WHAT THE TASK ASKS: In the records below, find each line containing the word "Правая" and copy it.

★ ★ ★ ★

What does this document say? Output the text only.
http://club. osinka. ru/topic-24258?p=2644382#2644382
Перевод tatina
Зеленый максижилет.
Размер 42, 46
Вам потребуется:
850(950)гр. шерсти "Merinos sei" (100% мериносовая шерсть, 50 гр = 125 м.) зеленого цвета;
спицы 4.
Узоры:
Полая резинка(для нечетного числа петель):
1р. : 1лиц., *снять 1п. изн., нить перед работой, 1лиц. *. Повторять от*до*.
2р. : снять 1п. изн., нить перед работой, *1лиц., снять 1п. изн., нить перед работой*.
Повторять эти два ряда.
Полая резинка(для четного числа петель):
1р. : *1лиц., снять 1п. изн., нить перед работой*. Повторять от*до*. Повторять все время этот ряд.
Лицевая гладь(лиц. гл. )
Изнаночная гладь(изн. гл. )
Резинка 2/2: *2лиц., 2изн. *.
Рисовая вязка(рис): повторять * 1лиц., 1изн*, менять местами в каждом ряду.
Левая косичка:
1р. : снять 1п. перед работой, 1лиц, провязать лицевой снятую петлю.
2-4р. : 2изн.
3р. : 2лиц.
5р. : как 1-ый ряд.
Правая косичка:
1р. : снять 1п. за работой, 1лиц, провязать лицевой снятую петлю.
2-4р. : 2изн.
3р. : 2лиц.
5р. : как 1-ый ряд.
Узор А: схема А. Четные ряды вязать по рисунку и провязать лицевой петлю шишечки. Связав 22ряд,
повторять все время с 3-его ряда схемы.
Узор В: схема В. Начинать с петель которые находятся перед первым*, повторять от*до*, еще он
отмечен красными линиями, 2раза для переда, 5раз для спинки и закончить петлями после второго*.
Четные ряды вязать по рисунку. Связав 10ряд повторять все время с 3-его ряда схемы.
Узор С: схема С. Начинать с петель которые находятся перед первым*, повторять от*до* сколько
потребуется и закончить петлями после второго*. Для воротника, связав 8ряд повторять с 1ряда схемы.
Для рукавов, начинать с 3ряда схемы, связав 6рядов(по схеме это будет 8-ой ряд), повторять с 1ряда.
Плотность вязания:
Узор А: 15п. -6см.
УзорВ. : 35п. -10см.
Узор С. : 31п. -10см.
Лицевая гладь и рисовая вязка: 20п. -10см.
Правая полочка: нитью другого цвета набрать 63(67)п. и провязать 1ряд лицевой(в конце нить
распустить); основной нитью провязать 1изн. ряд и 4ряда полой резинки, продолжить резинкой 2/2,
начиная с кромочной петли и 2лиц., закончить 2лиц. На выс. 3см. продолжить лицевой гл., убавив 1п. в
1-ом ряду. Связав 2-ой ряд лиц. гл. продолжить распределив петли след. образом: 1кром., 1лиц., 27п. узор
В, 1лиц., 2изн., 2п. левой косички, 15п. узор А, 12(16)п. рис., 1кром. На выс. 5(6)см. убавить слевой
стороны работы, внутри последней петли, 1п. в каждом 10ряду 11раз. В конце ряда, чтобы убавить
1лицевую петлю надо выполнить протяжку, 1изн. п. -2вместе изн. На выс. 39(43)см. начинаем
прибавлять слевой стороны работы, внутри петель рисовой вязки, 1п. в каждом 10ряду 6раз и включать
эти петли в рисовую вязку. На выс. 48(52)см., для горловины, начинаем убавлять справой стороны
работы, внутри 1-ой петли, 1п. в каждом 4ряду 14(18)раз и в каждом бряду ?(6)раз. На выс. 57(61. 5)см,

★ ★ ★ ★

RESULT:
Правая косичка:
Правая полочка: нитью другого цвета набрать 63(67)п. и провязать 1ряд лицевой(в конце нить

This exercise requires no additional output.